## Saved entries
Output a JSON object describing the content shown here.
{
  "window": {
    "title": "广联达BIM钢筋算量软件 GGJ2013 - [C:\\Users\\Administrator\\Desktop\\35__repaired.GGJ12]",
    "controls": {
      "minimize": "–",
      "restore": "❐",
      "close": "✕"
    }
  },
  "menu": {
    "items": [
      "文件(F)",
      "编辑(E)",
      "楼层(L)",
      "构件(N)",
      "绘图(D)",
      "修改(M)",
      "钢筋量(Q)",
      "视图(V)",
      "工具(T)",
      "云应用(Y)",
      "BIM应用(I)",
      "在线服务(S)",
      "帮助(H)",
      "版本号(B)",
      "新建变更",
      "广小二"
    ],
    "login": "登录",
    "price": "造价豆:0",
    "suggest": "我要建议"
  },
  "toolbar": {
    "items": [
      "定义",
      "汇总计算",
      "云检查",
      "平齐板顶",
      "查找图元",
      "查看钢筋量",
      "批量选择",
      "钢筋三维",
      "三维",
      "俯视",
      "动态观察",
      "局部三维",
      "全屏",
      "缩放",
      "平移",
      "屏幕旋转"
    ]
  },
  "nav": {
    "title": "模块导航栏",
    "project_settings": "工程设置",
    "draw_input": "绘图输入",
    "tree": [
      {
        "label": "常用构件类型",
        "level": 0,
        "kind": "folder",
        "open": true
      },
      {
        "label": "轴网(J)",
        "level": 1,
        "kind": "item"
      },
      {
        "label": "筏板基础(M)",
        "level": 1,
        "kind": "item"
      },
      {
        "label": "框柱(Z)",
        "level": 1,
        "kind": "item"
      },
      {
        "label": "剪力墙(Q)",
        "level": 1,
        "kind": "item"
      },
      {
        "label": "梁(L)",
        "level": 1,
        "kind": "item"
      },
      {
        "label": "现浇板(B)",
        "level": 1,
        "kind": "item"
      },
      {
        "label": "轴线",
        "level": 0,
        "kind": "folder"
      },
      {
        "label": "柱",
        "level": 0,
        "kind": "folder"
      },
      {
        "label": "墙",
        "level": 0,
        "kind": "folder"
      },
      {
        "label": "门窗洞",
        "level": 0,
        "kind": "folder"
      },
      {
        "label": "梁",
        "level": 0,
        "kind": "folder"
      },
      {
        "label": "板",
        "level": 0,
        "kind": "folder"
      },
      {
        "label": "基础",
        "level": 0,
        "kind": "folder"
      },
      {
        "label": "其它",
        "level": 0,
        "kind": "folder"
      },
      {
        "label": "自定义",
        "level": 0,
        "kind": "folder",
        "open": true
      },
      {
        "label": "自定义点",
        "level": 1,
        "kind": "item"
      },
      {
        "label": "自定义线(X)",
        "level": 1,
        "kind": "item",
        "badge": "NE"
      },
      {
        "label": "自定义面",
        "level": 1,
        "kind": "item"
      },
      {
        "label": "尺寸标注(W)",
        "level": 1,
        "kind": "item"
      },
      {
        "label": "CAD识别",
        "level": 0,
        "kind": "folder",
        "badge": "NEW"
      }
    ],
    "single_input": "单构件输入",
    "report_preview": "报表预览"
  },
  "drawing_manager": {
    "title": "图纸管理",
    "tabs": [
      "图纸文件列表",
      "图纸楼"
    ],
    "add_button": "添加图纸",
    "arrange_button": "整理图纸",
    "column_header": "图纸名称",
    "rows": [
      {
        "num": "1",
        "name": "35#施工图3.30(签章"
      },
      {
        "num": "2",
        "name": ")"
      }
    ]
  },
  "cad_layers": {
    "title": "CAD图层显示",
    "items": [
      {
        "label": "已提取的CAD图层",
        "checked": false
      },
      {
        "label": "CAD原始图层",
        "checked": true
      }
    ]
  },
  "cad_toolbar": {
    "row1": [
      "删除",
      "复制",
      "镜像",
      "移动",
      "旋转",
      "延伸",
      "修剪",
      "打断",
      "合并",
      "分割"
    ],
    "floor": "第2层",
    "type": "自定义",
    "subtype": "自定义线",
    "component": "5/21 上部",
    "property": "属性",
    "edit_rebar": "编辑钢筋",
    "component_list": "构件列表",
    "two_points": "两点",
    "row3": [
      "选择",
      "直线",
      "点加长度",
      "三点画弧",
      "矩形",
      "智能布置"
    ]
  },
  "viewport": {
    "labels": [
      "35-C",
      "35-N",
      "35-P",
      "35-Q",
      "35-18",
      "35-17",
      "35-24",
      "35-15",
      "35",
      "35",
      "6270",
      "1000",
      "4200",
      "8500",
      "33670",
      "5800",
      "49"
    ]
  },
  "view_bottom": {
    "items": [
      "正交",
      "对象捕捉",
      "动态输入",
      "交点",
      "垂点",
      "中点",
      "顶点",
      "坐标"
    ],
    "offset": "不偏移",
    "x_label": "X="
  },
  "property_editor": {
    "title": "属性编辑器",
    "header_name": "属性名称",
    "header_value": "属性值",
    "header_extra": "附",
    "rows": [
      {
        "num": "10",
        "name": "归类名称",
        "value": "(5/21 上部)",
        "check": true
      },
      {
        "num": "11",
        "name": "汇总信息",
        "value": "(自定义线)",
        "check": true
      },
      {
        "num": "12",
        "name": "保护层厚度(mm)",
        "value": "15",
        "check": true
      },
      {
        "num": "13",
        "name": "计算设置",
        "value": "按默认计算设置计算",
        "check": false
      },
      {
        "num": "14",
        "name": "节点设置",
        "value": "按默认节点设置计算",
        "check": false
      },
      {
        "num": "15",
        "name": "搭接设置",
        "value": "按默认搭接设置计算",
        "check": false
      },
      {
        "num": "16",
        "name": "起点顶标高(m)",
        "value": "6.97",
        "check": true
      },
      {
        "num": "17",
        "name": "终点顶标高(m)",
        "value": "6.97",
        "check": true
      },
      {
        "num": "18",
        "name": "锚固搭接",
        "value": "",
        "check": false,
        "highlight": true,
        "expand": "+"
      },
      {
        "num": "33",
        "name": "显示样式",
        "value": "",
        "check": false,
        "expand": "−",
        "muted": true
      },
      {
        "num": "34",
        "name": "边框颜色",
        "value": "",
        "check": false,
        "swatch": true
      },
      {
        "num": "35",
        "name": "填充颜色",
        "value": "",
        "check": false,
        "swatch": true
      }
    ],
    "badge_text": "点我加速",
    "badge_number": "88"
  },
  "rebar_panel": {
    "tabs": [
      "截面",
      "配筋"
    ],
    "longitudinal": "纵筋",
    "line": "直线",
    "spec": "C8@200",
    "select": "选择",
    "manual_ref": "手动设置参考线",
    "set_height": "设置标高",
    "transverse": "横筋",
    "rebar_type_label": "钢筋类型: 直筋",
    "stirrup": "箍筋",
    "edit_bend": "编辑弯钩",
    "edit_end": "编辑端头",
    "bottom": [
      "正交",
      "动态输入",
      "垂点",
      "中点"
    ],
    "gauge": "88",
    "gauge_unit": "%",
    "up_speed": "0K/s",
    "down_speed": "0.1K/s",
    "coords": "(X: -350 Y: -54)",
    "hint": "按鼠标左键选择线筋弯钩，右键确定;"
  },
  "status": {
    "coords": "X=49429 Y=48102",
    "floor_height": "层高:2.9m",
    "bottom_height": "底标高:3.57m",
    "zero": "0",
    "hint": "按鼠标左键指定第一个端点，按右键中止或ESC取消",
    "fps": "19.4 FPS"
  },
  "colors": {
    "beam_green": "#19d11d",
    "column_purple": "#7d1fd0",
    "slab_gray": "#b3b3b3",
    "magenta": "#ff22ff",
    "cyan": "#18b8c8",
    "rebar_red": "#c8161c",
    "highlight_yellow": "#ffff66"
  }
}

## Work instructions
Return the listing above in full, character for character.

## Worked answer
Output a JSON object describing the content shown here.
{
  "window": {
    "title": "广联达BIM钢筋算量软件 GGJ2013 - [C:\\Users\\Administrator\\Desktop\\35__repaired.GGJ12]",
    "controls": {
      "minimize": "–",
      "restore": "❐",
      "close": "✕"
    }
  },
  "menu": {
    "items": [
      "文件(F)",
      "编辑(E)",
      "楼层(L)",
      "构件(N)",
      "绘图(D)",
      "修改(M)",
      "钢筋量(Q)",
      "视图(V)",
      "工具(T)",
      "云应用(Y)",
      "BIM应用(I)",
      "在线服务(S)",
      "帮助(H)",
      "版本号(B)",
      "新建变更",
      "广小二"
    ],
    "login": "登录",
    "price": "造价豆:0",
    "suggest": "我要建议"
  },
  "toolbar": {
    "items": [
      "定义",
      "汇总计算",
      "云检查",
      "平齐板顶",
      "查找图元",
      "查看钢筋量",
      "批量选择",
      "钢筋三维",
      "三维",
      "俯视",
      "动态观察",
      "局部三维",
      "全屏",
      "缩放",
      "平移",
      "屏幕旋转"
    ]
  },
  "nav": {
    "title": "模块导航栏",
    "project_settings": "工程设置",
    "draw_input": "绘图输入",
    "tree": [
      {
        "label": "常用构件类型",
        "level": 0,
        "kind": "folder",
        "open": true
      },
      {
        "label": "轴网(J)",
        "level": 1,
        "kind": "item"
      },
      {
        "label": "筏板基础(M)",
        "level": 1,
        "kind": "item"
      },
      {
        "label": "框柱(Z)",
        "level": 1,
        "kind": "item"
      },
      {
        "label": "剪力墙(Q)",
        "level": 1,
        "kind": "item"
      },
      {
        "label": "梁(L)",
        "level": 1,
        "kind": "item"
      },
      {
        "label": "现浇板(B)",
        "level": 1,
        "kind": "item"
      },
      {
        "label": "轴线",
        "level": 0,
        "kind": "folder"
      },
      {
        "label": "柱",
        "level": 0,
        "kind": "folder"
      },
      {
        "label": "墙",
        "level": 0,
        "kind": "folder"
      },
      {
        "label": "门窗洞",
        "level": 0,
        "kind": "folder"
      },
      {
        "label": "梁",
        "level": 0,
        "kind": "folder"
      },
      {
        "label": "板",
        "level": 0,
        "kind": "folder"
      },
      {
        "label": "基础",
        "level": 0,
        "kind": "folder"
      },
      {
        "label": "其它",
        "level": 0,
        "kind": "folder"
      },
      {
        "label": "自定义",
        "level": 0,
        "kind": "folder",
        "open": true
      },
      {
        "label": "自定义点",
        "level": 1,
        "kind": "item"
      },
      {
        "label": "自定义线(X)",
        "level": 1,
        "kind": "item",
        "badge": "NE"
      },
      {
        "label": "自定义面",
        "level": 1,
        "kind": "item"
      },
      {
        "label": "尺寸标注(W)",
        "level": 1,
        "kind": "item"
      },
      {
        "label": "CAD识别",
        "level": 0,
        "kind": "folder",
        "badge": "NEW"
      }
    ],
    "single_input": "单构件输入",
    "report_preview": "报表预览"
  },
  "drawing_manager": {
    "title": "图纸管理",
    "tabs": [
      "图纸文件列表",
      "图纸楼"
    ],
    "add_button": "添加图纸",
    "arrange_button": "整理图纸",
    "column_header": "图纸名称",
    "rows": [
      {
        "num": "1",
        "name": "35#施工图3.30(签章"
      },
      {
        "num": "2",
        "name": ")"
      }
    ]
  },
  "cad_layers": {
    "title": "CAD图层显示",
    "items": [
      {
        "label": "已提取的CAD图层",
        "checked": false
      },
      {
        "label": "CAD原始图层",
        "checked": true
      }
    ]
  },
  "cad_toolbar": {
    "row1": [
      "删除",
      "复制",
      "镜像",
      "移动",
      "旋转",
      "延伸",
      "修剪",
      "打断",
      "合并",
      "分割"
    ],
    "floor": "第2层",
    "type": "自定义",
    "subtype": "自定义线",
    "component": "5/21 上部",
    "property": "属性",
    "edit_rebar": "编辑钢筋",
    "component_list": "构件列表",
    "two_points": "两点",
    "row3": [
      "选择",
      "直线",
      "点加长度",
      "三点画弧",
      "矩形",
      "智能布置"
    ]
  },
  "viewport": {
    "labels": [
      "35-C",
      "35-N",
      "35-P",
      "35-Q",
      "35-18",
      "35-17",
      "35-24",
      "35-15",
      "35",
      "35",
      "6270",
      "1000",
      "4200",
      "8500",
      "33670",
      "5800",
      "49"
    ]
  },
  "view_bottom": {
    "items": [
      "正交",
      "对象捕捉",
      "动态输入",
      "交点",
      "垂点",
      "中点",
      "顶点",
      "坐标"
    ],
    "offset": "不偏移",
    "x_label": "X="
  },
  "property_editor": {
    "title": "属性编辑器",
    "header_name": "属性名称",
    "header_value": "属性值",
    "header_extra": "附",
    "rows": [
      {
        "num": "10",
        "name": "归类名称",
        "value": "(5/21 上部)",
        "check": true
      },
      {
        "num": "11",
        "name": "汇总信息",
        "value": "(自定义线)",
        "check": true
      },
      {
        "num": "12",
        "name": "保护层厚度(mm)",
        "value": "15",
        "check": true
      },
      {
        "num": "13",
        "name": "计算设置",
        "value": "按默认计算设置计算",
        "check": false
      },
      {
        "num": "14",
        "name": "节点设置",
        "value": "按默认节点设置计算",
        "check": false
      },
      {
        "num": "15",
        "name": "搭接设置",
        "value": "按默认搭接设置计算",
        "check": false
      },
      {
        "num": "16",
        "name": "起点顶标高(m)",
        "value": "6.97",
        "check": true
      },
      {
        "num": "17",
        "name": "终点顶标高(m)",
        "value": "6.97",
        "check": true
      },
      {
        "num": "18",
        "name": "锚固搭接",
        "value": "",
        "check": false,
        "highlight": true,
        "expand": "+"
      },
      {
        "num": "33",
        "name": "显示样式",
        "value": "",
        "check": false,
        "expand": "−",
        "muted": true
      },
      {
        "num": "34",
        "name": "边框颜色",
        "value": "",
        "check": false,
        "swatch": true
      },
      {
        "num": "35",
        "name": "填充颜色",
        "value": "",
        "check": false,
        "swatch": true
      }
    ],
    "badge_text": "点我加速",
    "badge_number": "88"
  },
  "rebar_panel": {
    "tabs": [
      "截面",
      "配筋"
    ],
    "longitudinal": "纵筋",
    "line": "直线",
    "spec": "C8@200",
    "select": "选择",
    "manual_ref": "手动设置参考线",
    "set_height": "设置标高",
    "transverse": "横筋",
    "rebar_type_label": "钢筋类型: 直筋",
    "stirrup": "箍筋",
    "edit_bend": "编辑弯钩",
    "edit_end": "编辑端头",
    "bottom": [
      "正交",
      "动态输入",
      "垂点",
      "中点"
    ],
    "gauge": "88",
    "gauge_unit": "%",
    "up_speed": "0K/s",
    "down_speed": "0.1K/s",
    "coords": "(X: -350 Y: -54)",
    "hint": "按鼠标左键选择线筋弯钩，右键确定;"
  },
  "status": {
    "coords": "X=49429 Y=48102",
    "floor_height": "层高:2.9m",
    "bottom_height": "底标高:3.57m",
    "zero": "0",
    "hint": "按鼠标左键指定第一个端点，按右键中止或ESC取消",
    "fps": "19.4 FPS"
  },
  "colors": {
    "beam_green": "#19d11d",
    "column_purple": "#7d1fd0",
    "slab_gray": "#b3b3b3",
    "magenta": "#ff22ff",
    "cyan": "#18b8c8",
    "rebar_red": "#c8161c",
    "highlight_yellow": "#ffff66"
  }
}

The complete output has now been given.